**Zu bearbeitende Daten:**
——————

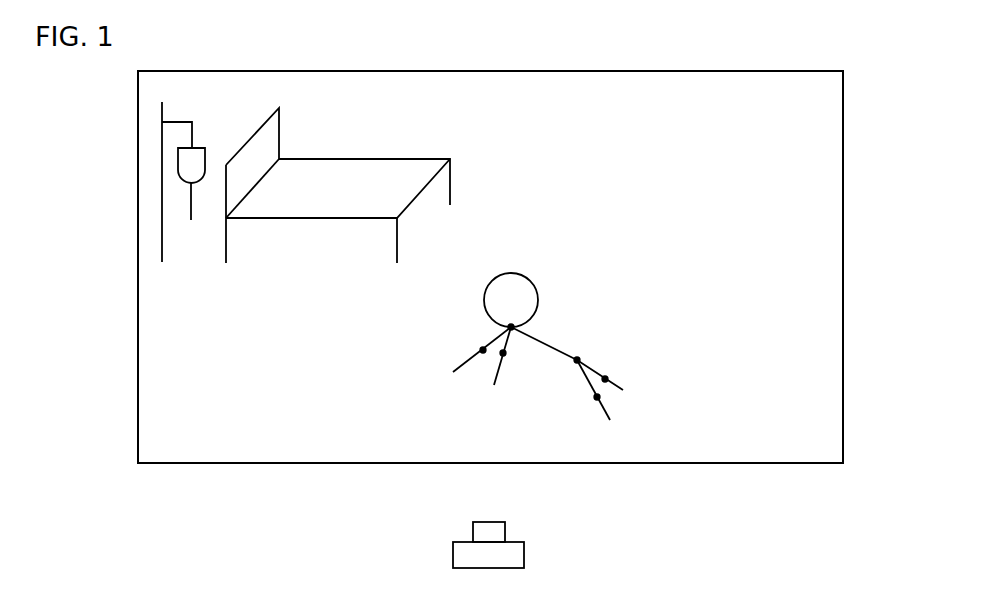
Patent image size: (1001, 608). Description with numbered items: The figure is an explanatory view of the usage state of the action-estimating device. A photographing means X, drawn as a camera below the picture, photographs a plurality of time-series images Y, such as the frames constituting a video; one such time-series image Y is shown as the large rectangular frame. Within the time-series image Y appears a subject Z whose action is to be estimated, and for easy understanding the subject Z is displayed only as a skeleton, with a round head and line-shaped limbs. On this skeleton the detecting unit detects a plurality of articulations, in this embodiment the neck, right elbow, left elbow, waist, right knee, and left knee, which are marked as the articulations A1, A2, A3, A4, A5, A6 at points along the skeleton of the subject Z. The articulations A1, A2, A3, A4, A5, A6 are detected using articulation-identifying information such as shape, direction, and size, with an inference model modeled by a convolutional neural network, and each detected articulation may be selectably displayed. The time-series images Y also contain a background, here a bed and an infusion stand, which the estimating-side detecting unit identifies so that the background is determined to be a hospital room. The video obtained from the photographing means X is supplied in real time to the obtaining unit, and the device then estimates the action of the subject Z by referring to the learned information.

The time-series images Y is at (863, 128).
The subject Z is at (513, 248).
The articulation A1 is at (488, 323).
The articulation A2 is at (473, 345).
The articulation A3 is at (510, 362).
The articulation A4 is at (575, 367).
The articulation A5 is at (595, 407).
The articulation A6 is at (607, 370).
The photographing means X is at (550, 545).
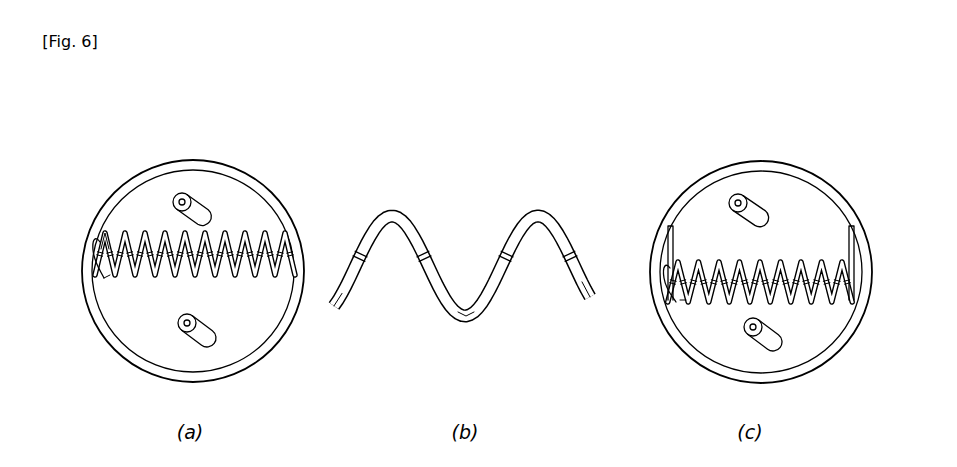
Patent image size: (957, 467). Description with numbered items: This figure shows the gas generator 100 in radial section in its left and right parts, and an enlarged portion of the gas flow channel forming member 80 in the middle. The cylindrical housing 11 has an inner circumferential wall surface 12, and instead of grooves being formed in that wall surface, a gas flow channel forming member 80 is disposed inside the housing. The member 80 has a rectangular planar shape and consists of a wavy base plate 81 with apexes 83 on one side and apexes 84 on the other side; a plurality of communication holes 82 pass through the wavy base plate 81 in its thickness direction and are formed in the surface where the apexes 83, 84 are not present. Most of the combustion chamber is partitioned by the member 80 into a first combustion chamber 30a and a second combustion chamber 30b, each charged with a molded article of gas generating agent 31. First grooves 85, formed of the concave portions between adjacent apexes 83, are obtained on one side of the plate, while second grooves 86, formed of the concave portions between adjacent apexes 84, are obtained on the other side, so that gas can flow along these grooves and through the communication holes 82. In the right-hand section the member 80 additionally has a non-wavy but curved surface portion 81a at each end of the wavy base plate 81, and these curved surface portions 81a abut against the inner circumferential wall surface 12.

The gas generator 100 is at (477, 239).
The cylindrical housing 11 is at (169, 161).
The inner circumferential wall surface 12 is at (146, 188).
The gas generating agent 31 is at (200, 204).
The first combustion chamber 30a is at (128, 226).
The second combustion chamber 30b is at (133, 333).
The gas flow channel forming member 80 is at (461, 261).
The wavy base plate 81 is at (370, 222).
The curved surface portion 81a is at (672, 227).
The communication holes 82 is at (370, 260).
The apexes on one side 83 is at (247, 236).
The apexes on the other side 84 is at (277, 278).
The first grooves 85 is at (100, 242).
The second grooves 86 is at (104, 278).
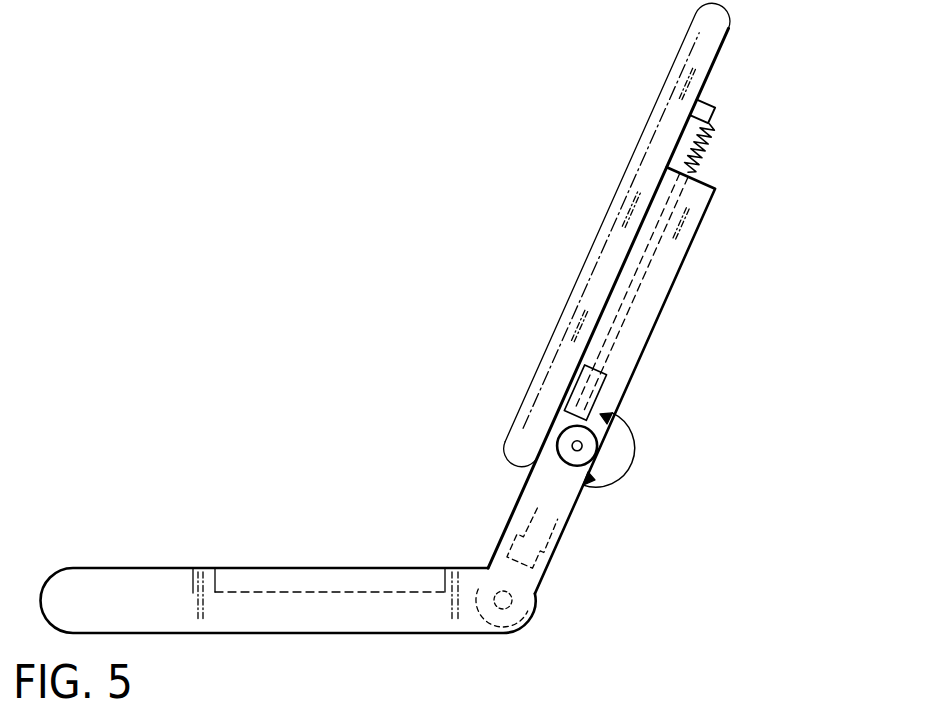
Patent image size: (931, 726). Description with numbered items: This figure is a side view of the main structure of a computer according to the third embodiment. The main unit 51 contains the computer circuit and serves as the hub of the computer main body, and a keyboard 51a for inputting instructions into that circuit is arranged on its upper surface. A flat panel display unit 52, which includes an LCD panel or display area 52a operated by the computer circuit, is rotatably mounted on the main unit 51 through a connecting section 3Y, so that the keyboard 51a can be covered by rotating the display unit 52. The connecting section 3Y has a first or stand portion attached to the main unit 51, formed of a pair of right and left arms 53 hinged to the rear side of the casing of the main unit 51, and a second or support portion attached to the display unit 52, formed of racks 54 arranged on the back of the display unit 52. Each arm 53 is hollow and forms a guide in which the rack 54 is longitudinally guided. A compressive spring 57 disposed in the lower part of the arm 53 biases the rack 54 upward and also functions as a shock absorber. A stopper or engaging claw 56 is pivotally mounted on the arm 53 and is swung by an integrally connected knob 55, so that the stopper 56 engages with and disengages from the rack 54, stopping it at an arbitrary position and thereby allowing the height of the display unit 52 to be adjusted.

The main unit 51 is at (430, 625).
The keyboard 51a is at (343, 575).
The flat panel display unit 52 is at (656, 97).
The display area 52a is at (613, 198).
The arm 53 is at (674, 286).
The rack 54 is at (716, 112).
The knob 55 is at (596, 448).
The stopper 56 is at (595, 372).
The compressive spring 57 is at (560, 541).
The connecting section 3Y is at (668, 328).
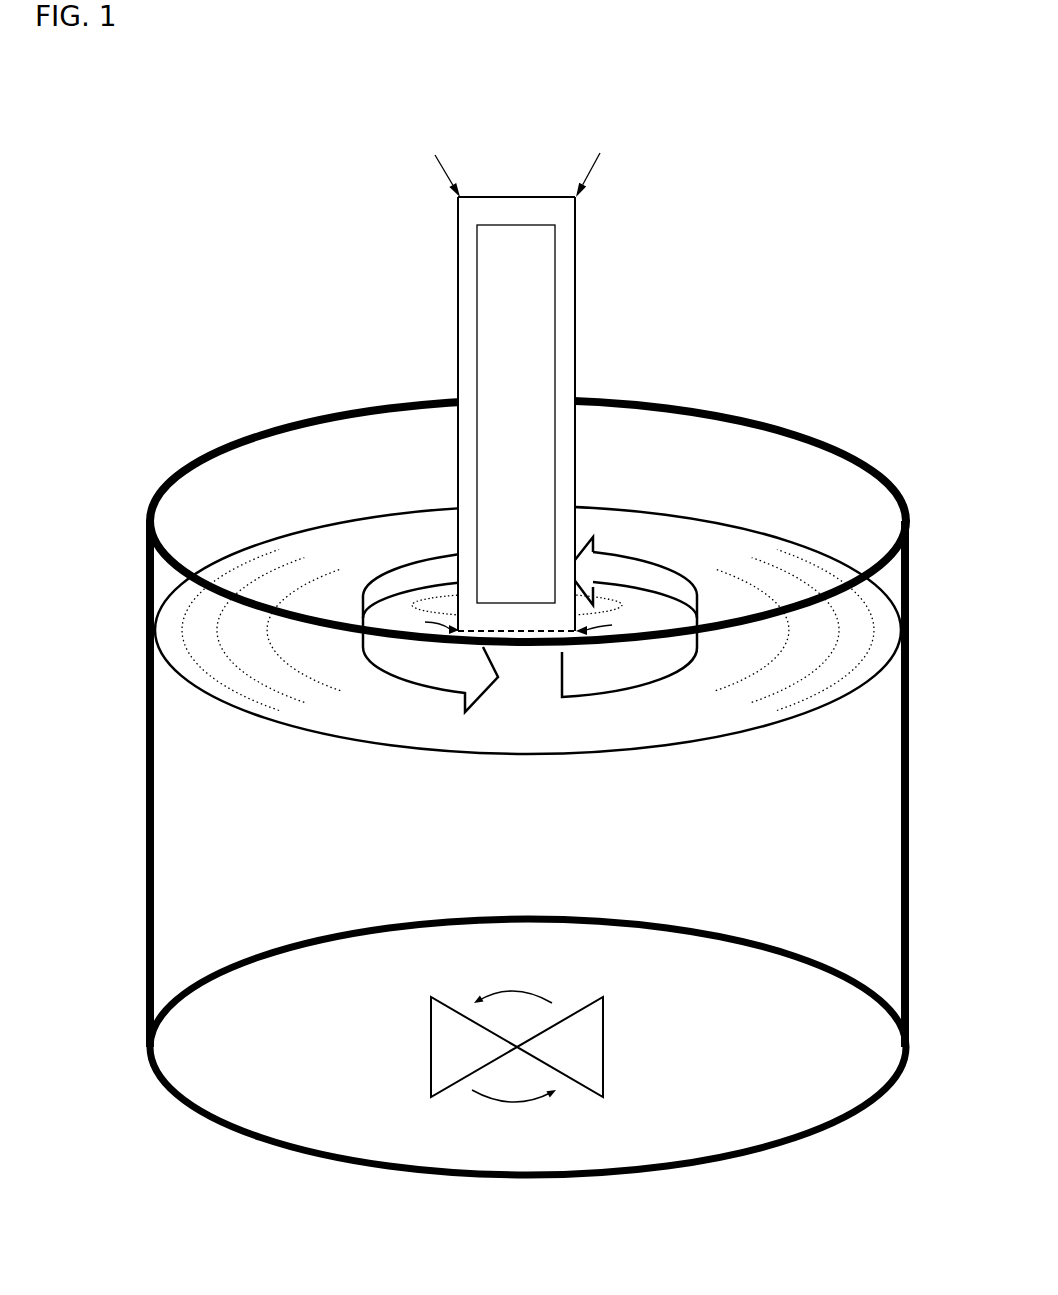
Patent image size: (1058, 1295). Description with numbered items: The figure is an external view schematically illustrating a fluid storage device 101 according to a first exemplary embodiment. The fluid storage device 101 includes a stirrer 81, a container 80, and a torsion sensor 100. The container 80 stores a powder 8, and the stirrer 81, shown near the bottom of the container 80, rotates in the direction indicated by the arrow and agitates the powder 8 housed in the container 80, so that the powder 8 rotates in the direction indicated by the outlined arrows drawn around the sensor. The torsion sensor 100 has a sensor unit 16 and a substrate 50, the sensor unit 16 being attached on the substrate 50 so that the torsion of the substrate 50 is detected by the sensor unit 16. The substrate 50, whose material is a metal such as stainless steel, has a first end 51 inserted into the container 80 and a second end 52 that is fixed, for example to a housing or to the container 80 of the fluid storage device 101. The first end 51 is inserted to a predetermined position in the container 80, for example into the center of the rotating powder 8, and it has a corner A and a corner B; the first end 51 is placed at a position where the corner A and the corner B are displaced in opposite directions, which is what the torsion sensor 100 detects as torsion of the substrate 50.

——————

Stelle sämtliche Zeilen des Materials oben als Markdown-Tabelle mit den Spalten „Nr.“ und „Zeile“ dar und lass dabei Leerzeilen weg. Die Bilder gehören nicht in die Antwort.

**Lösung:**
| Nr. | Zeile |
|---|---|
| 1 | Patent image size: (1001, 608). Description with numbered items: The figure is an explanatory view of the usage state of the action-estimating device. A photographing means X, drawn as a camera below the picture, photographs a plurality of time-series images Y, such as the frames constituting a video; one such time-series image Y is shown as the large rectangular frame. Within the time-series image Y appears a subject Z whose action is to be estimated, and for easy understanding the subject Z is displayed only as a skeleton, with a round head and line-shaped limbs. On this skeleton the detecting unit detects a plurality of articulations, in this embodiment the neck, right elbow, left elbow, waist, right knee, and left knee, which are marked as the articulations A1, A2, A3, A4, A5, A6 at points along the skeleton of the subject Z. The articulations A1, A2, A3, A4, A5, A6 are detected using articulation-identifying information such as shape, direction, and size, with an inference model modeled by a convolutional neural network, and each detected articulation may be selectably displayed. The time-series images Y also contain a background, here a bed and an infusion stand, which the estimating-side detecting unit identifies so that the background is determined to be a hospital room. The video obtained from the photographing means X is supplied in real time to the obtaining unit, and the device then estimates the action of the subject Z by referring to the learned information. |
| 2 | The time-series images Y is at (863, 128). |
| 3 | The subject Z is at (513, 248). |
| 4 | The articulation A1 is at (488, 323). |
| 5 | The articulation A2 is at (473, 345). |
| 6 | The articulation A3 is at (510, 362). |
| 7 | The articulation A4 is at (575, 367). |
| 8 | The articulation A5 is at (595, 407). |
| 9 | The articulation A6 is at (607, 370). |
| 10 | The photographing means X is at (550, 545). |
| 11 | Patent image size: (957, 467). Description with numbered items: This figure shows the gas generator 100 in radial section in its left and right parts, and an enlarged portion of the gas flow channel forming member 80 in the middle. The cylindrical housing 11 has an inner circumferential wall surface 12, and instead of grooves being formed in that wall surface, a gas flow channel forming member 80 is disposed inside the housing. The member 80 has a rectangular planar shape and consists of a wavy base plate 81 with apexes 83 on one side and apexes 84 on the other side; a plurality of communication holes 82 pass through the wavy base plate 81 in its thickness direction and are formed in the surface where the apexes 83, 84 are not present. Most of the combustion chamber is partitioned by the member 80 into a first combustion chamber 30a and a second combustion chamber 30b, each charged with a molded article of gas generating agent 31. First grooves 85, formed of the concave portions between adjacent apexes 83, are obtained on one side of the plate, while second grooves 86, formed of the concave portions between adjacent apexes 84, are obtained on the other side, so that gas can flow along these grooves and through the communication holes 82. In the right-hand section the member 80 additionally has a non-wavy but curved surface portion 81a at each end of the wavy base plate 81, and these curved surface portions 81a abut against the inner circumferential wall surface 12. |
| 12 | The gas generator 100 is at (477, 239). |
| 13 | The cylindrical housing 11 is at (169, 161). |
| 14 | The inner circumferential wall surface 12 is at (146, 188). |
| 15 | The gas generating agent 31 is at (200, 204). |
| 16 | The first combustion chamber 30a is at (128, 226). |
| 17 | The second combustion chamber 30b is at (133, 333). |
| 18 | The gas flow channel forming member 80 is at (461, 261). |
| 19 | The wavy base plate 81 is at (370, 222). |
| 20 | The curved surface portion 81a is at (672, 227). |
| 21 | The communication holes 82 is at (370, 260). |
| 22 | The apexes on one side 83 is at (247, 236). |
| 23 | The apexes on the other side 84 is at (277, 278). |
| 24 | The first grooves 85 is at (100, 242). |
| 25 | The second grooves 86 is at (104, 278). |
| 26 | Patent image size: (931, 726). Description with numbered items: This figure is a side view of the main structure of a computer according to the third embodiment. The main unit 51 contains the computer circuit and serves as the hub of the computer main body, and a keyboard 51a for inputting instructions into that circuit is arranged on its upper surface. A flat panel display unit 52, which includes an LCD panel or display area 52a operated by the computer circuit, is rotatably mounted on the main unit 51 through a connecting section 3Y, so that the keyboard 51a can be covered by rotating the display unit 52. The connecting section 3Y has a first or stand portion attached to the main unit 51, formed of a pair of right and left arms 53 hinged to the rear side of the casing of the main unit 51, and a second or support portion attached to the display unit 52, formed of racks 54 arranged on the back of the display unit 52. Each arm 53 is hollow and forms a guide in which the rack 54 is longitudinally guided. A compressive spring 57 disposed in the lower part of the arm 53 biases the rack 54 upward and also functions as a shock absorber. A stopper or engaging claw 56 is pivotally mounted on the arm 53 and is swung by an integrally connected knob 55, so that the stopper 56 engages with and disengages from the rack 54, stopping it at an arbitrary position and thereby allowing the height of the display unit 52 to be adjusted. |
| 27 | The main unit 51 is at (430, 625). |
| 28 | The keyboard 51a is at (343, 575). |
| 29 | The flat panel display unit 52 is at (656, 97). |
| 30 | The display area 52a is at (613, 198). |
| 31 | The arm 53 is at (674, 286). |
| 32 | The rack 54 is at (716, 112). |
| 33 | The knob 55 is at (596, 448). |
| 34 | The stopper 56 is at (595, 372). |
| 35 | The compressive spring 57 is at (560, 541). |
| 36 | The connecting section 3Y is at (668, 328). |
| 37 | Patent image size: (1058, 1295). Description with numbered items: The figure is an external view schematically illustrating a fluid storage device 101 according to a first exemplary embodiment. The fluid storage device 101 includes a stirrer 81, a container 80, and a torsion sensor 100. The container 80 stores a powder 8, and the stirrer 81, shown near the bottom of the container 80, rotates in the direction indicated by the arrow and agitates the powder 8 housed in the container 80, so that the powder 8 rotates in the direction indicated by the outlined arrows drawn around the sensor. The torsion sensor 100 has a sensor unit 16 and a substrate 50, the sensor unit 16 being attached on the substrate 50 so that the torsion of the substrate 50 is detected by the sensor unit 16. The substrate 50, whose material is a metal such as stainless steel, has a first end 51 inserted into the container 80 and a second end 52 that is fixed, for example to a housing or to the container 80 of the fluid storage device 101. The first end 51 is inserted to a predetermined position in the container 80, for example into the center of the rotating powder 8, and it has a corner A and a corner B; the first end 51 is placed at a position where the corner A and the corner B are displaced in opposite directions, which is what the torsion sensor 100 detects as torsion of the substrate 50. |